━━ Given data ━━

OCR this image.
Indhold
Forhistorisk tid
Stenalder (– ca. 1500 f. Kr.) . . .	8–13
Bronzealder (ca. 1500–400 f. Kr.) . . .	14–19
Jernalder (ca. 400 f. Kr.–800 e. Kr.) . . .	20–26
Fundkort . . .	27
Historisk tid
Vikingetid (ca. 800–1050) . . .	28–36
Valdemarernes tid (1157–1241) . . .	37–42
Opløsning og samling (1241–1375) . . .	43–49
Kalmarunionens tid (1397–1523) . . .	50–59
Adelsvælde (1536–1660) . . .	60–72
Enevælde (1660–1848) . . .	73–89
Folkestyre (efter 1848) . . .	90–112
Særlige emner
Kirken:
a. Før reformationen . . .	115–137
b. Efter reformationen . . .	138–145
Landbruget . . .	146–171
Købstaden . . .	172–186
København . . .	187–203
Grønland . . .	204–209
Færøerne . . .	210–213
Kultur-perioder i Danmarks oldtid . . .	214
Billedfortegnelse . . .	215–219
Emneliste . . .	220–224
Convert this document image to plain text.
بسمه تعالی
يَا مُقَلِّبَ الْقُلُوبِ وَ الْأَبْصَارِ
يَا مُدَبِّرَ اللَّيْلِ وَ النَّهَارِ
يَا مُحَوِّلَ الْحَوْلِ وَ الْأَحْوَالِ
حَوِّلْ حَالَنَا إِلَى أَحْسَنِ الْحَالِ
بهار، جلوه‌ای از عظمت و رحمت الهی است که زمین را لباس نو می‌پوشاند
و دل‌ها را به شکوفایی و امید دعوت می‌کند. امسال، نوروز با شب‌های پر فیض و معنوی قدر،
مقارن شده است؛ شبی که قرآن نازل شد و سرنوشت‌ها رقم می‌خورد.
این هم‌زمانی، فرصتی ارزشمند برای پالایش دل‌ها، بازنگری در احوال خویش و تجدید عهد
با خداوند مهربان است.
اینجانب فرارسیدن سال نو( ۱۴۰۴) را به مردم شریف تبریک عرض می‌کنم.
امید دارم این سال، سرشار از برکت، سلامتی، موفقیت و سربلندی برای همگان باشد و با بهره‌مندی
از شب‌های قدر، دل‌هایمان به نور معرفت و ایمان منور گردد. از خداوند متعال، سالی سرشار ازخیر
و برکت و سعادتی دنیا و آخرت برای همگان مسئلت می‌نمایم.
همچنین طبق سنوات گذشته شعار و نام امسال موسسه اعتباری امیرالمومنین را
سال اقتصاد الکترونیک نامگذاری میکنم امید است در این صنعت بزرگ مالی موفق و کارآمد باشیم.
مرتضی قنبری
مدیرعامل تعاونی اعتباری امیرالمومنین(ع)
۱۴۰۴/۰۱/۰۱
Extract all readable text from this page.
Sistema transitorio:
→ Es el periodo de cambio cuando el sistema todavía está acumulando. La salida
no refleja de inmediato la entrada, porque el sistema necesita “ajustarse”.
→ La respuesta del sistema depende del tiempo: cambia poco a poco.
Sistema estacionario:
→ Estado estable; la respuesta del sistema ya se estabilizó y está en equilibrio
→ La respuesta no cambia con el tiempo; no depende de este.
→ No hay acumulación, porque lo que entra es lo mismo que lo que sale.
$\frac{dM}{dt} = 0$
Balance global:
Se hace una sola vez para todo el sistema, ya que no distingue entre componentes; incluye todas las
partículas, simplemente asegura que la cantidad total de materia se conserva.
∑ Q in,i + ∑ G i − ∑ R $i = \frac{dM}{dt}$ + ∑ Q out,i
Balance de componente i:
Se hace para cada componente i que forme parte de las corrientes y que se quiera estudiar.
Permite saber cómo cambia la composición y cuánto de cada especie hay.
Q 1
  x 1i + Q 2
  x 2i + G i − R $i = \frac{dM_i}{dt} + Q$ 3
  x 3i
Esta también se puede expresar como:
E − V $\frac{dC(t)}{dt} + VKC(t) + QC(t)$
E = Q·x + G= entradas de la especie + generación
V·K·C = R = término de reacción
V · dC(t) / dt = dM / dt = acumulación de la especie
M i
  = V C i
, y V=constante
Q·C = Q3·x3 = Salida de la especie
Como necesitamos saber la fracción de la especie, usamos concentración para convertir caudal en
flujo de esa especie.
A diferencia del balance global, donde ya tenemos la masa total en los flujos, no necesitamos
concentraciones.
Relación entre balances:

━━━

■ Given exercise:
Select and copy every line from the records that includes the word "necesitamos".

■ Exercise response:
Como necesitamos saber la fracción de la especie, usamos concentración para convertir caudal en
A diferencia del balance global, donde ya tenemos la masa total en los flujos, no necesitamos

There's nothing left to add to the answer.